━━━ Task data ━━━
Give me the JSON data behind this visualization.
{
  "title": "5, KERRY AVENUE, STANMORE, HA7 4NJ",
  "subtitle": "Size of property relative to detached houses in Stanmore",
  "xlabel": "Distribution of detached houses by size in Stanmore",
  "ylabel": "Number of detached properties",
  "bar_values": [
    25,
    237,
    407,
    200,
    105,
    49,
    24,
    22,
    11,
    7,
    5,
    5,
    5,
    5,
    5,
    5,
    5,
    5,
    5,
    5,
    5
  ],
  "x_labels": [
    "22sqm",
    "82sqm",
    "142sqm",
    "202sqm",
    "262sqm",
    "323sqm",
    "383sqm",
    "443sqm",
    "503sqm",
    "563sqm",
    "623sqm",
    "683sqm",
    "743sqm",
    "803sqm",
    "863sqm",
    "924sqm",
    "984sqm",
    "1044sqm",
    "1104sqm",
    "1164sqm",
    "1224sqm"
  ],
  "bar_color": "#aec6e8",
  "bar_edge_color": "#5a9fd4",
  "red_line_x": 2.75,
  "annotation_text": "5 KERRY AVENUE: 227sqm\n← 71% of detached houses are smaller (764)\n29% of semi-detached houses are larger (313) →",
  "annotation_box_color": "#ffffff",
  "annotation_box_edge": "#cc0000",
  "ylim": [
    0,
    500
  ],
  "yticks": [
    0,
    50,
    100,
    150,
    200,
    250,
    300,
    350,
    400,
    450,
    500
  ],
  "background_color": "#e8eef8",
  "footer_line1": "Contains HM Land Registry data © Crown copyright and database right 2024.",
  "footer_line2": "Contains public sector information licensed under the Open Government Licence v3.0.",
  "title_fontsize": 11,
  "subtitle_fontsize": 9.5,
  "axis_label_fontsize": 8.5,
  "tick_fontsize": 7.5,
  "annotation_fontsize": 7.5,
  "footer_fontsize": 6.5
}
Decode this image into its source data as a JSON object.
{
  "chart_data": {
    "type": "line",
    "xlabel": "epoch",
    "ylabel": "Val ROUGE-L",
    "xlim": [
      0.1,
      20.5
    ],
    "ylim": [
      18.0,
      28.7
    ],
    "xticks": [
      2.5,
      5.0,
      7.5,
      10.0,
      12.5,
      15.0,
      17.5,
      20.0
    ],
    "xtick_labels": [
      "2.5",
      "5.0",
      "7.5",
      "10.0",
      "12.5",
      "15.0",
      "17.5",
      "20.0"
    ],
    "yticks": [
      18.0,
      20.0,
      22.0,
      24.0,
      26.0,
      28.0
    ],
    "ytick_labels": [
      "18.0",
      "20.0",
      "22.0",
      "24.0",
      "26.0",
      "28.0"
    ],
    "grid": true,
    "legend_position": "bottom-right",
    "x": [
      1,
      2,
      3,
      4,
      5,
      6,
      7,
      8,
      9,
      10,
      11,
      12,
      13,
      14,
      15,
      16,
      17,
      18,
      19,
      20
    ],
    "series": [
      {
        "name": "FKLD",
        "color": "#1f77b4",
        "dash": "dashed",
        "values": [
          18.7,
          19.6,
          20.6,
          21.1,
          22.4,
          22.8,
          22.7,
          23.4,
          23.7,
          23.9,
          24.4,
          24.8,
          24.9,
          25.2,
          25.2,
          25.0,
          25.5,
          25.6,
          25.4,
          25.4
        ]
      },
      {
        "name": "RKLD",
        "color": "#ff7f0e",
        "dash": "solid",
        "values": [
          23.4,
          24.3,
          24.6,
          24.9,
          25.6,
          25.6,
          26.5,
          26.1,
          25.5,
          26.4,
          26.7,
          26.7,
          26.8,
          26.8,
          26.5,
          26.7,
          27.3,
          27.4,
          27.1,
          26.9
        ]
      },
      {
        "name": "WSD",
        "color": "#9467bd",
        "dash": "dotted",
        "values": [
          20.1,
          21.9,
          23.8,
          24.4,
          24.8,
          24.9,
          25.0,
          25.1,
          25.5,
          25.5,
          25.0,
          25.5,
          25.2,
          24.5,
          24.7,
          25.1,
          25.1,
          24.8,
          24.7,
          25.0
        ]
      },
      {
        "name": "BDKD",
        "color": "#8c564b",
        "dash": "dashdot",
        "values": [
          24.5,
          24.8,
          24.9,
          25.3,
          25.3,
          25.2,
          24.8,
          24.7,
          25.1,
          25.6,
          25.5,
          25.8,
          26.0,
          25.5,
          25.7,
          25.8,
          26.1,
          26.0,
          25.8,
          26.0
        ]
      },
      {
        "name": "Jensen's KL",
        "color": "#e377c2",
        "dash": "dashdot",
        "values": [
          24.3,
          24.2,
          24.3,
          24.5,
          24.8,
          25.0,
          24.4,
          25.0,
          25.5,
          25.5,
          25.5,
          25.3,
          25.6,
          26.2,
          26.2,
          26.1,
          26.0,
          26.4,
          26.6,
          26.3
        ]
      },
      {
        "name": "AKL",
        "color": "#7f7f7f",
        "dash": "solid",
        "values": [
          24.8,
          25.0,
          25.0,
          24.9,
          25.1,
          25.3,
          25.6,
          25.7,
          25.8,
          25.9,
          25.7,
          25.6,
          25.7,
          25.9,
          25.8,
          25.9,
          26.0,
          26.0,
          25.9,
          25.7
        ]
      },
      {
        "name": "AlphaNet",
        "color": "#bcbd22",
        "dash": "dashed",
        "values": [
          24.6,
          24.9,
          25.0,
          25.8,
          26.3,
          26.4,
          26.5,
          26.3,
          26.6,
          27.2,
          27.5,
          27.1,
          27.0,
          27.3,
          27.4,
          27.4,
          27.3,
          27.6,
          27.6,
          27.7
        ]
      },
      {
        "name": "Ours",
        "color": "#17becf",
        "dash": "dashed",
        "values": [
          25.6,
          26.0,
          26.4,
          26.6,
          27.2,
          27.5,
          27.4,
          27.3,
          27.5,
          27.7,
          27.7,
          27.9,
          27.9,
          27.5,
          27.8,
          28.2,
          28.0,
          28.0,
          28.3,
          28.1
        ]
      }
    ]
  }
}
━━━
Search the records above for the string "right". Copy every line that contains it.

▶ **Output below**
  "footer_line1": "Contains HM Land Registry data © Crown copyright and database right 2024.",
    "legend_position": "bottom-right",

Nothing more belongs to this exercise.